Records from a dataset:
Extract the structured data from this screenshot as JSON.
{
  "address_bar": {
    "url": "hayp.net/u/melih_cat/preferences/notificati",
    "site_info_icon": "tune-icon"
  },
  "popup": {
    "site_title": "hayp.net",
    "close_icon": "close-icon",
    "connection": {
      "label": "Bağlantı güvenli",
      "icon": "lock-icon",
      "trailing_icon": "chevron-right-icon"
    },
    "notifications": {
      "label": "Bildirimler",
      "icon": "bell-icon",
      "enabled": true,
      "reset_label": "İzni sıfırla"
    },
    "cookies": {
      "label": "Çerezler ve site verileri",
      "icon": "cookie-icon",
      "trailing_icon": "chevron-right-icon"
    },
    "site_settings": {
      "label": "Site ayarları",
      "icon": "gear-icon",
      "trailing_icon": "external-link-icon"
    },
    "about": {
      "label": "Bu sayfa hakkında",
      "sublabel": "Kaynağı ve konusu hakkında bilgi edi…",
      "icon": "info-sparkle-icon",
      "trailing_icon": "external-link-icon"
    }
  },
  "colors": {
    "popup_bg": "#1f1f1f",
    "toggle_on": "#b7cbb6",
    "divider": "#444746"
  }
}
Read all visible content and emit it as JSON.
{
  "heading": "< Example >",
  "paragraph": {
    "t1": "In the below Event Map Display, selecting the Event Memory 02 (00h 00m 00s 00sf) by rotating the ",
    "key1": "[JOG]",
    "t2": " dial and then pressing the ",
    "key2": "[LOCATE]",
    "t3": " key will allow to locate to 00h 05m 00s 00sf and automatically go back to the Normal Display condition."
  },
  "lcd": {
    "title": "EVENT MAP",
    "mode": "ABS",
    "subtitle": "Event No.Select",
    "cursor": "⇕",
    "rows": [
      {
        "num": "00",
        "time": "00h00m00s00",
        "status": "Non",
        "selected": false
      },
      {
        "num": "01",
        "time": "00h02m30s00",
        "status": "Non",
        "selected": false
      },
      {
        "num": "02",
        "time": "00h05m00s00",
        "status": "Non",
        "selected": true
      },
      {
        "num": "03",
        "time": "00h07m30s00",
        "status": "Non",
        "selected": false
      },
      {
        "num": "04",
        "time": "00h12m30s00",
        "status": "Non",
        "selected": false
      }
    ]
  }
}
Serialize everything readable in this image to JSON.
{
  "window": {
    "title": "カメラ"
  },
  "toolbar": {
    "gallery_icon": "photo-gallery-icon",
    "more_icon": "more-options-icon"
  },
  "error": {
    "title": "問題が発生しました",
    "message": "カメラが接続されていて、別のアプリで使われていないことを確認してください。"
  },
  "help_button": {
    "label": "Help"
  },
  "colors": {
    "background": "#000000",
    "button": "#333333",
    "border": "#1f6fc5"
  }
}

(Task brief): Print the material verbatim, all of it.

(Exercise result):
Extract the structured data from this screenshot as JSON.
{
  "address_bar": {
    "url": "hayp.net/u/melih_cat/preferences/notificati",
    "site_info_icon": "tune-icon"
  },
  "popup": {
    "site_title": "hayp.net",
    "close_icon": "close-icon",
    "connection": {
      "label": "Bağlantı güvenli",
      "icon": "lock-icon",
      "trailing_icon": "chevron-right-icon"
    },
    "notifications": {
      "label": "Bildirimler",
      "icon": "bell-icon",
      "enabled": true,
      "reset_label": "İzni sıfırla"
    },
    "cookies": {
      "label": "Çerezler ve site verileri",
      "icon": "cookie-icon",
      "trailing_icon": "chevron-right-icon"
    },
    "site_settings": {
      "label": "Site ayarları",
      "icon": "gear-icon",
      "trailing_icon": "external-link-icon"
    },
    "about": {
      "label": "Bu sayfa hakkında",
      "sublabel": "Kaynağı ve konusu hakkında bilgi edi…",
      "icon": "info-sparkle-icon",
      "trailing_icon": "external-link-icon"
    }
  },
  "colors": {
    "popup_bg": "#1f1f1f",
    "toggle_on": "#b7cbb6",
    "divider": "#444746"
  }
}
Read all visible content and emit it as JSON.
{
  "heading": "< Example >",
  "paragraph": {
    "t1": "In the below Event Map Display, selecting the Event Memory 02 (00h 00m 00s 00sf) by rotating the ",
    "key1": "[JOG]",
    "t2": " dial and then pressing the ",
    "key2": "[LOCATE]",
    "t3": " key will allow to locate to 00h 05m 00s 00sf and automatically go back to the Normal Display condition."
  },
  "lcd": {
    "title": "EVENT MAP",
    "mode": "ABS",
    "subtitle": "Event No.Select",
    "cursor": "⇕",
    "rows": [
      {
        "num": "00",
        "time": "00h00m00s00",
        "status": "Non",
        "selected": false
      },
      {
        "num": "01",
        "time": "00h02m30s00",
        "status": "Non",
        "selected": false
      },
      {
        "num": "02",
        "time": "00h05m00s00",
        "status": "Non",
        "selected": true
      },
      {
        "num": "03",
        "time": "00h07m30s00",
        "status": "Non",
        "selected": false
      },
      {
        "num": "04",
        "time": "00h12m30s00",
        "status": "Non",
        "selected": false
      }
    ]
  }
}
Serialize everything readable in this image to JSON.
{
  "window": {
    "title": "カメラ"
  },
  "toolbar": {
    "gallery_icon": "photo-gallery-icon",
    "more_icon": "more-options-icon"
  },
  "error": {
    "title": "問題が発生しました",
    "message": "カメラが接続されていて、別のアプリで使われていないことを確認してください。"
  },
  "help_button": {
    "label": "Help"
  },
  "colors": {
    "background": "#000000",
    "button": "#333333",
    "border": "#1f6fc5"
  }
}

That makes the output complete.